To be done:
Find the line that contains "Transcribe the text in this document.". Then set down that line and all the lines after it, to the end of the records, exactly and with nothing added.

Records for the exercise:
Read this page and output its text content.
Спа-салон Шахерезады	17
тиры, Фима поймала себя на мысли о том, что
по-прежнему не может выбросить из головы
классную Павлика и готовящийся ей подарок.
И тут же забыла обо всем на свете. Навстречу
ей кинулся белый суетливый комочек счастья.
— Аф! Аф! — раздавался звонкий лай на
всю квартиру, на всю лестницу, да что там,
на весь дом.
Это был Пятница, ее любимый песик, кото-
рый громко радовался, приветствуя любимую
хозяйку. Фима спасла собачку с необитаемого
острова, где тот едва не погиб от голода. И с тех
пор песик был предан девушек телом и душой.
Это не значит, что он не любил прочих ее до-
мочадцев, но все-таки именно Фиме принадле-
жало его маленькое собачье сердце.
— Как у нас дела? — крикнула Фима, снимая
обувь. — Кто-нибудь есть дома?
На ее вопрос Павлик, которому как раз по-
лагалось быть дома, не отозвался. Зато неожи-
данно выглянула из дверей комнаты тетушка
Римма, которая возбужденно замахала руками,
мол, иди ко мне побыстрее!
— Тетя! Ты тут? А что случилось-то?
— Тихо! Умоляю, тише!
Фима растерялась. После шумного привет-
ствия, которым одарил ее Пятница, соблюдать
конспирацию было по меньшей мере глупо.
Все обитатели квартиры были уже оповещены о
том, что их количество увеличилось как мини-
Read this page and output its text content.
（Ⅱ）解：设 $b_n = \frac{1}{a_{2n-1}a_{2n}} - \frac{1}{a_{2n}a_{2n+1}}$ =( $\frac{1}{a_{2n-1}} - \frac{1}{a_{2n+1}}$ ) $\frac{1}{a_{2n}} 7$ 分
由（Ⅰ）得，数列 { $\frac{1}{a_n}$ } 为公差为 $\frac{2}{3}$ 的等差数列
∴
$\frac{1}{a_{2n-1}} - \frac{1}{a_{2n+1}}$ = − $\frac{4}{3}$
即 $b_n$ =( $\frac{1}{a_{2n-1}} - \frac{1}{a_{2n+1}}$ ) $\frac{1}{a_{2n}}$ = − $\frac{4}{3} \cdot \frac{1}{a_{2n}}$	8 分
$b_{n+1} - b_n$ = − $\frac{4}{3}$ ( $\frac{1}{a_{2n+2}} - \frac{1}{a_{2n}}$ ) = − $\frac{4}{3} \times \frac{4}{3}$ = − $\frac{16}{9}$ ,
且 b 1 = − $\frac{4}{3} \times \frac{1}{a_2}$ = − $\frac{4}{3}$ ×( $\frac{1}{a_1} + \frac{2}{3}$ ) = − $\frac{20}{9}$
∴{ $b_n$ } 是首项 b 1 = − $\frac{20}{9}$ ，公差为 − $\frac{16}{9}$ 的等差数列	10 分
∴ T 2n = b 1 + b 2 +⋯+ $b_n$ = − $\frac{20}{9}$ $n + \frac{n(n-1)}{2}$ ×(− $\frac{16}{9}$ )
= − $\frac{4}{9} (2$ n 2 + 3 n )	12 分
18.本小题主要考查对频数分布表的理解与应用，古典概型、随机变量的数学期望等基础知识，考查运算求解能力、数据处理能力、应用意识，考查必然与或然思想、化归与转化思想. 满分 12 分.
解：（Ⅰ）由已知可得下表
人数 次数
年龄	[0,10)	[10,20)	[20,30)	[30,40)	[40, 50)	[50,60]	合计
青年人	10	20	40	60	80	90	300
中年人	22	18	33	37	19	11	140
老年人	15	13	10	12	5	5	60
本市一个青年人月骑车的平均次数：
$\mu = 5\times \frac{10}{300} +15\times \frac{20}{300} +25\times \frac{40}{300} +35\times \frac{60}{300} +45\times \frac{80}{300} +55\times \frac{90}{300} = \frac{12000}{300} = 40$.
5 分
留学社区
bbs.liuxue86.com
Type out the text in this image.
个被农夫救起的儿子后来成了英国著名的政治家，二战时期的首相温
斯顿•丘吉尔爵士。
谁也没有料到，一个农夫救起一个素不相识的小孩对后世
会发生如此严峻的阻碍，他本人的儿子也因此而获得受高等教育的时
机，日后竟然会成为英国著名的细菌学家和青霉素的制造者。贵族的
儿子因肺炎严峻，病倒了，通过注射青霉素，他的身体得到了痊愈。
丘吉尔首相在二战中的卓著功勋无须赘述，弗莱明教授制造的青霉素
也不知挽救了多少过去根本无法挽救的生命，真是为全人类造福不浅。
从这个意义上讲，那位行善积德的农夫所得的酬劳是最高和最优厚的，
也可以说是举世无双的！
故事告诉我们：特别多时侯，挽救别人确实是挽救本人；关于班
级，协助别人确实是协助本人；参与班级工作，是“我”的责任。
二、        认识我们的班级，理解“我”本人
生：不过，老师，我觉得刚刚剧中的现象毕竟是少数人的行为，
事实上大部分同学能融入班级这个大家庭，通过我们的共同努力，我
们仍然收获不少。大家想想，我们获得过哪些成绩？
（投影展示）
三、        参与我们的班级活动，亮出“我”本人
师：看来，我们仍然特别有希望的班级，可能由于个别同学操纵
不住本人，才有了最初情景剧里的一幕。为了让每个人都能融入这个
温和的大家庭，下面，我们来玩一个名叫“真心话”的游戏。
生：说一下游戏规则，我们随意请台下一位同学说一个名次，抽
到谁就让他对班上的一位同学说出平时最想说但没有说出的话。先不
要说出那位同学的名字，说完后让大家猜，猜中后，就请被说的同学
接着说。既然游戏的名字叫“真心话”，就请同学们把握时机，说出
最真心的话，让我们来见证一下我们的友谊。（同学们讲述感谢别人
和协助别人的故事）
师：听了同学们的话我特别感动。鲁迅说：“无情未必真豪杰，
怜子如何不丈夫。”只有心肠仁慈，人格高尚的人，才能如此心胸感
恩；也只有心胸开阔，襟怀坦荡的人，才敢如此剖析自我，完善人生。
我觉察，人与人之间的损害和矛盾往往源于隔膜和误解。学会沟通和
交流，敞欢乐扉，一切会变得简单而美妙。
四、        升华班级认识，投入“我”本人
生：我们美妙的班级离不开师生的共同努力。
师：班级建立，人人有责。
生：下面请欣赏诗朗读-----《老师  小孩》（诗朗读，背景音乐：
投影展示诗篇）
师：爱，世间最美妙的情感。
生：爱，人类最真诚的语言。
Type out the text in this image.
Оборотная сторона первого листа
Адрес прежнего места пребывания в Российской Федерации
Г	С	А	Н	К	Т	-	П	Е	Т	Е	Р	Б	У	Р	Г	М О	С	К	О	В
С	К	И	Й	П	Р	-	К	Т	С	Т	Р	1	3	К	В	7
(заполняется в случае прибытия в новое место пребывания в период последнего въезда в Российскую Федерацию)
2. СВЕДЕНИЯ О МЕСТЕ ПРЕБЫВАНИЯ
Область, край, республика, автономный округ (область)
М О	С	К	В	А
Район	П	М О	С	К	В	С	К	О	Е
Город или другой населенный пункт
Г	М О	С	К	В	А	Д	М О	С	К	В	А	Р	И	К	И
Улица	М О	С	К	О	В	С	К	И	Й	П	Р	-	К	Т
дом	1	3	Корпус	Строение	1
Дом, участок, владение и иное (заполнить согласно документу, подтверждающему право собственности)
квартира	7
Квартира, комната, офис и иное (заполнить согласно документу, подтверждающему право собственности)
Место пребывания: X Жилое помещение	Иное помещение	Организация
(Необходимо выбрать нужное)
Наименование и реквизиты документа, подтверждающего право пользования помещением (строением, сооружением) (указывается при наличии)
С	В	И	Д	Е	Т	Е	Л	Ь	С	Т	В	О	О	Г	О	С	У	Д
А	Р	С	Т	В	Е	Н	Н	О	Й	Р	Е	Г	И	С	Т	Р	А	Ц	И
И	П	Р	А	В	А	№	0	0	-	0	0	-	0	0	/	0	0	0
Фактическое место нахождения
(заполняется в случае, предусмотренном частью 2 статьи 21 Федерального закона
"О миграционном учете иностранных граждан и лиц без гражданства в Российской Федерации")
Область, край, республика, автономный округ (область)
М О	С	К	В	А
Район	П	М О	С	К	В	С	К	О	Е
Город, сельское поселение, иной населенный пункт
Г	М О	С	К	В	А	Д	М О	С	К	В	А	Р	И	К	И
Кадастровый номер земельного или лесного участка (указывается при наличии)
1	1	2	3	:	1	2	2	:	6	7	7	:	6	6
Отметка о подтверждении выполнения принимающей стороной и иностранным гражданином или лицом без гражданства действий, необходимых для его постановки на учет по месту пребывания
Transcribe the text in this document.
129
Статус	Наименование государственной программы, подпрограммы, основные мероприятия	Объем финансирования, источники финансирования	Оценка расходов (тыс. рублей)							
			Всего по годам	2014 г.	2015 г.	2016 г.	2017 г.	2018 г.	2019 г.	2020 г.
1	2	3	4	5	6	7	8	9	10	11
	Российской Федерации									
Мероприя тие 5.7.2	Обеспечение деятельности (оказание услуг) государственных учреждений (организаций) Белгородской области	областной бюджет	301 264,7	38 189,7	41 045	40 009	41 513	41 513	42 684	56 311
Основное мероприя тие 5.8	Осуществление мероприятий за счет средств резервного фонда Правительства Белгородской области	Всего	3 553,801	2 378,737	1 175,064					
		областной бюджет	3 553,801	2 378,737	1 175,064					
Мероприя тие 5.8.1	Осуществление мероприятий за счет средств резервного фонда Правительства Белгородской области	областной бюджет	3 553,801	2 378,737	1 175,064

Solution:
Transcribe the text in this document.
129
Статус	Наименование государственной программы, подпрограммы, основные мероприятия	Объем финансирования, источники финансирования	Оценка расходов (тыс. рублей)							
			Всего по годам	2014 г.	2015 г.	2016 г.	2017 г.	2018 г.	2019 г.	2020 г.
1	2	3	4	5	6	7	8	9	10	11
	Российской Федерации									
Мероприя тие 5.7.2	Обеспечение деятельности (оказание услуг) государственных учреждений (организаций) Белгородской области	областной бюджет	301 264,7	38 189,7	41 045	40 009	41 513	41 513	42 684	56 311
Основное мероприя тие 5.8	Осуществление мероприятий за счет средств резервного фонда Правительства Белгородской области	Всего	3 553,801	2 378,737	1 175,064					
		областной бюджет	3 553,801	2 378,737	1 175,064					
Мероприя тие 5.8.1	Осуществление мероприятий за счет средств резервного фонда Правительства Белгородской области	областной бюджет	3 553,801	2 378,737	1 175,064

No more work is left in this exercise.